Directions for this task.
Quote the whole listing word for word. Do not include the pictures.
## START Records provided
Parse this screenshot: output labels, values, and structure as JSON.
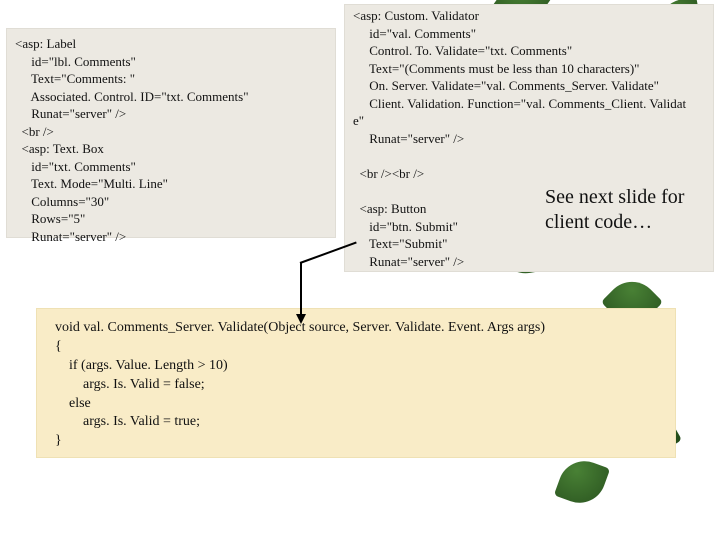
{
  "block1": {
    "code": "<asp: Label\n     id=\"lbl. Comments\"\n     Text=\"Comments: \"\n     Associated. Control. ID=\"txt. Comments\"\n     Runat=\"server\" />\n  <br />\n  <asp: Text. Box\n     id=\"txt. Comments\"\n     Text. Mode=\"Multi. Line\"\n     Columns=\"30\"\n     Rows=\"5\"\n     Runat=\"server\" />"
  },
  "block2": {
    "code": "<asp: Custom. Validator\n     id=\"val. Comments\"\n     Control. To. Validate=\"txt. Comments\"\n     Text=\"(Comments must be less than 10 characters)\"\n     On. Server. Validate=\"val. Comments_Server. Validate\"\n     Client. Validation. Function=\"val. Comments_Client. Validat\ne\"\n     Runat=\"server\" />\n\n  <br /><br />\n\n  <asp: Button\n     id=\"btn. Submit\"\n     Text=\"Submit\"\n     Runat=\"server\" />",
    "note": "See next slide for client code…"
  },
  "block3": {
    "code": "void val. Comments_Server. Validate(Object source, Server. Validate. Event. Args args)\n{\n    if (args. Value. Length > 10)\n        args. Is. Valid = false;\n    else\n        args. Is. Valid = true;\n}"
  }
}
## END Records provided
Correct answer.
Parse this screenshot: output labels, values, and structure as JSON.
{
  "block1": {
    "code": "<asp: Label\n     id=\"lbl. Comments\"\n     Text=\"Comments: \"\n     Associated. Control. ID=\"txt. Comments\"\n     Runat=\"server\" />\n  <br />\n  <asp: Text. Box\n     id=\"txt. Comments\"\n     Text. Mode=\"Multi. Line\"\n     Columns=\"30\"\n     Rows=\"5\"\n     Runat=\"server\" />"
  },
  "block2": {
    "code": "<asp: Custom. Validator\n     id=\"val. Comments\"\n     Control. To. Validate=\"txt. Comments\"\n     Text=\"(Comments must be less than 10 characters)\"\n     On. Server. Validate=\"val. Comments_Server. Validate\"\n     Client. Validation. Function=\"val. Comments_Client. Validat\ne\"\n     Runat=\"server\" />\n\n  <br /><br />\n\n  <asp: Button\n     id=\"btn. Submit\"\n     Text=\"Submit\"\n     Runat=\"server\" />",
    "note": "See next slide for client code…"
  },
  "block3": {
    "code": "void val. Comments_Server. Validate(Object source, Server. Validate. Event. Args args)\n{\n    if (args. Value. Length > 10)\n        args. Is. Valid = false;\n    else\n        args. Is. Valid = true;\n}"
  }
}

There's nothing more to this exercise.